Exclude any images and output the remaining records exactly.

▶ Collection entries:

———

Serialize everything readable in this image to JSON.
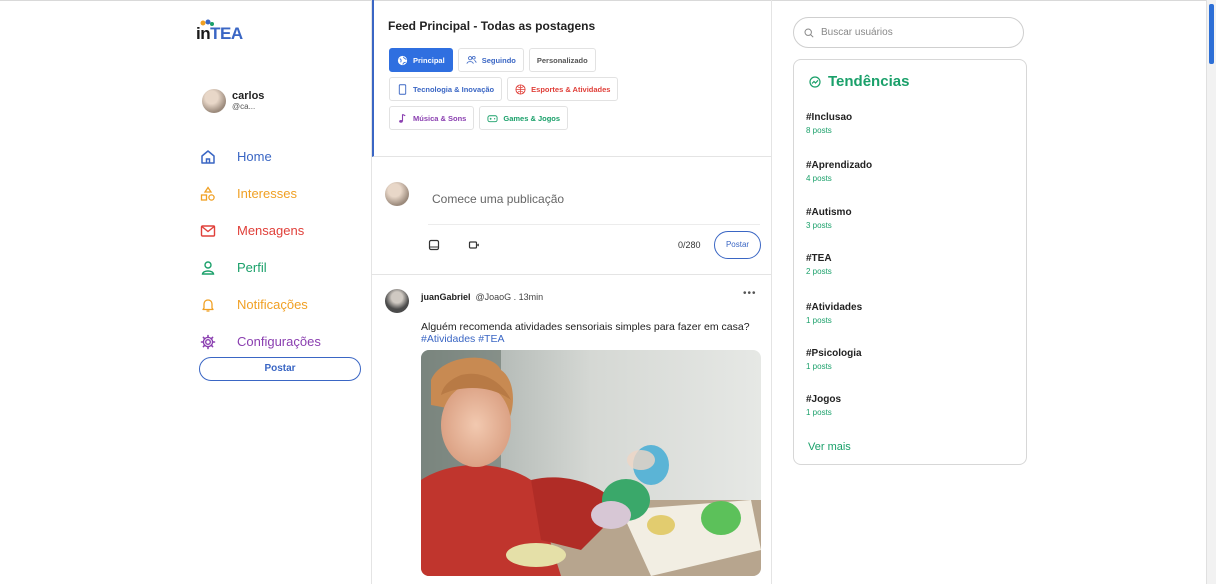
{
  "app": {
    "logo_text_in": "in",
    "logo_text_tea": "TEA"
  },
  "user": {
    "name": "carlos",
    "handle": "@ca..."
  },
  "nav": [
    {
      "label": "Home",
      "icon": "home-icon",
      "color": "#3a66c4"
    },
    {
      "label": "Interesses",
      "icon": "shapes-icon",
      "color": "#f0a024"
    },
    {
      "label": "Mensagens",
      "icon": "mail-icon",
      "color": "#e0403a"
    },
    {
      "label": "Perfil",
      "icon": "user-icon",
      "color": "#1aa06a"
    },
    {
      "label": "Notificações",
      "icon": "bell-icon",
      "color": "#f0a024"
    },
    {
      "label": "Configurações",
      "icon": "gear-icon",
      "color": "#8a3fb0"
    }
  ],
  "sidebar_post_label": "Postar",
  "feed": {
    "title": "Feed Principal - Todas as postagens",
    "chips": [
      [
        {
          "label": "Principal",
          "icon": "globe-icon",
          "color": "#ffffff",
          "active": true
        },
        {
          "label": "Seguindo",
          "icon": "users-icon",
          "color": "#3a66c4",
          "active": false
        },
        {
          "label": "Personalizado",
          "icon": "",
          "color": "#555555",
          "active": false
        }
      ],
      [
        {
          "label": "Tecnologia & Inovação",
          "icon": "tablet-icon",
          "color": "#3a66c4",
          "active": false
        },
        {
          "label": "Esportes & Atividades",
          "icon": "ball-icon",
          "color": "#e0403a",
          "active": false
        }
      ],
      [
        {
          "label": "Música & Sons",
          "icon": "music-icon",
          "color": "#8a3fb0",
          "active": false
        },
        {
          "label": "Games & Jogos",
          "icon": "gamepad-icon",
          "color": "#1aa06a",
          "active": false
        }
      ]
    ]
  },
  "composer": {
    "placeholder": "Comece uma publicação",
    "count": "0/280",
    "post_label": "Postar"
  },
  "post": {
    "author": "juanGabriel",
    "handle_time": "@JoaoG . 13min",
    "more": "•••",
    "text": "Alguém recomenda atividades sensoriais simples para fazer em casa?",
    "tags": "#Atividades #TEA"
  },
  "search": {
    "placeholder": "Buscar usuários"
  },
  "trends": {
    "title": "Tendências",
    "items": [
      {
        "tag": "#Inclusao",
        "count": "8 posts"
      },
      {
        "tag": "#Aprendizado",
        "count": "4 posts"
      },
      {
        "tag": "#Autismo",
        "count": "3 posts"
      },
      {
        "tag": "#TEA",
        "count": "2 posts"
      },
      {
        "tag": "#Atividades",
        "count": "1 posts"
      },
      {
        "tag": "#Psicologia",
        "count": "1 posts"
      },
      {
        "tag": "#Jogos",
        "count": "1 posts"
      }
    ],
    "more_label": "Ver mais"
  }
}
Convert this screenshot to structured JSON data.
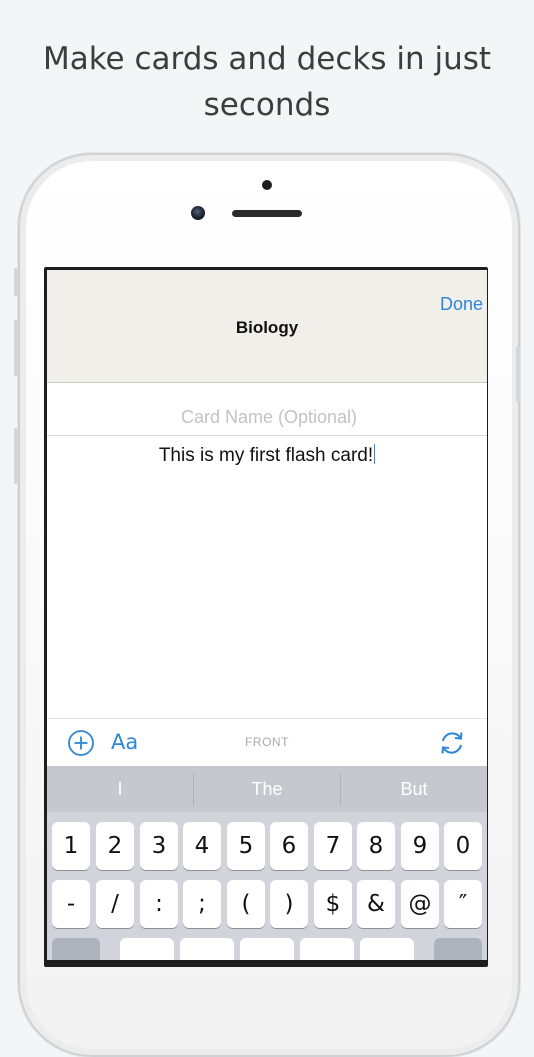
{
  "headline": "Make cards and decks in just seconds",
  "nav": {
    "title": "Biology",
    "done_label": "Done"
  },
  "editor": {
    "card_name_placeholder": "Card Name (Optional)",
    "card_name_value": "",
    "body_text": "This is my first flash card!"
  },
  "toolbar": {
    "font_label": "Aa",
    "side_label": "FRONT"
  },
  "keyboard": {
    "suggestions": [
      "I",
      "The",
      "But"
    ],
    "row1": [
      "1",
      "2",
      "3",
      "4",
      "5",
      "6",
      "7",
      "8",
      "9",
      "0"
    ],
    "row2": [
      "-",
      "/",
      ":",
      ";",
      "(",
      ")",
      "$",
      "&",
      "@",
      "″"
    ]
  },
  "colors": {
    "accent": "#2e86d6",
    "nav_bg": "#f0efea",
    "keyboard_bg": "#d1d5db"
  },
  "icons": {
    "add": "plus-circle-icon",
    "flip": "refresh-icon"
  }
}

———

▶ Final answer:
Serialize everything readable in this image to JSON.
{
  "app": {
    "logo_text_in": "in",
    "logo_text_tea": "TEA"
  },
  "user": {
    "name": "carlos",
    "handle": "@ca..."
  },
  "nav": [
    {
      "label": "Home",
      "icon": "home-icon",
      "color": "#3a66c4"
    },
    {
      "label": "Interesses",
      "icon": "shapes-icon",
      "color": "#f0a024"
    },
    {
      "label": "Mensagens",
      "icon": "mail-icon",
      "color": "#e0403a"
    },
    {
      "label": "Perfil",
      "icon": "user-icon",
      "color": "#1aa06a"
    },
    {
      "label": "Notificações",
      "icon": "bell-icon",
      "color": "#f0a024"
    },
    {
      "label": "Configurações",
      "icon": "gear-icon",
      "color": "#8a3fb0"
    }
  ],
  "sidebar_post_label": "Postar",
  "feed": {
    "title": "Feed Principal - Todas as postagens",
    "chips": [
      [
        {
          "label": "Principal",
          "icon": "globe-icon",
          "color": "#ffffff",
          "active": true
        },
        {
          "label": "Seguindo",
          "icon": "users-icon",
          "color": "#3a66c4",
          "active": false
        },
        {
          "label": "Personalizado",
          "icon": "",
          "color": "#555555",
          "active": false
        }
      ],
      [
        {
          "label": "Tecnologia & Inovação",
          "icon": "tablet-icon",
          "color": "#3a66c4",
          "active": false
        },
        {
          "label": "Esportes & Atividades",
          "icon": "ball-icon",
          "color": "#e0403a",
          "active": false
        }
      ],
      [
        {
          "label": "Música & Sons",
          "icon": "music-icon",
          "color": "#8a3fb0",
          "active": false
        },
        {
          "label": "Games & Jogos",
          "icon": "gamepad-icon",
          "color": "#1aa06a",
          "active": false
        }
      ]
    ]
  },
  "composer": {
    "placeholder": "Comece uma publicação",
    "count": "0/280",
    "post_label": "Postar"
  },
  "post": {
    "author": "juanGabriel",
    "handle_time": "@JoaoG . 13min",
    "more": "•••",
    "text": "Alguém recomenda atividades sensoriais simples para fazer em casa?",
    "tags": "#Atividades #TEA"
  },
  "search": {
    "placeholder": "Buscar usuários"
  },
  "trends": {
    "title": "Tendências",
    "items": [
      {
        "tag": "#Inclusao",
        "count": "8 posts"
      },
      {
        "tag": "#Aprendizado",
        "count": "4 posts"
      },
      {
        "tag": "#Autismo",
        "count": "3 posts"
      },
      {
        "tag": "#TEA",
        "count": "2 posts"
      },
      {
        "tag": "#Atividades",
        "count": "1 posts"
      },
      {
        "tag": "#Psicologia",
        "count": "1 posts"
      },
      {
        "tag": "#Jogos",
        "count": "1 posts"
      }
    ],
    "more_label": "Ver mais"
  }
}
Convert this screenshot to structured JSON data.
{
  "headline": "Make cards and decks in just seconds",
  "nav": {
    "title": "Biology",
    "done_label": "Done"
  },
  "editor": {
    "card_name_placeholder": "Card Name (Optional)",
    "card_name_value": "",
    "body_text": "This is my first flash card!"
  },
  "toolbar": {
    "font_label": "Aa",
    "side_label": "FRONT"
  },
  "keyboard": {
    "suggestions": [
      "I",
      "The",
      "But"
    ],
    "row1": [
      "1",
      "2",
      "3",
      "4",
      "5",
      "6",
      "7",
      "8",
      "9",
      "0"
    ],
    "row2": [
      "-",
      "/",
      ":",
      ";",
      "(",
      ")",
      "$",
      "&",
      "@",
      "″"
    ]
  },
  "colors": {
    "accent": "#2e86d6",
    "nav_bg": "#f0efea",
    "keyboard_bg": "#d1d5db"
  },
  "icons": {
    "add": "plus-circle-icon",
    "flip": "refresh-icon"
  }
}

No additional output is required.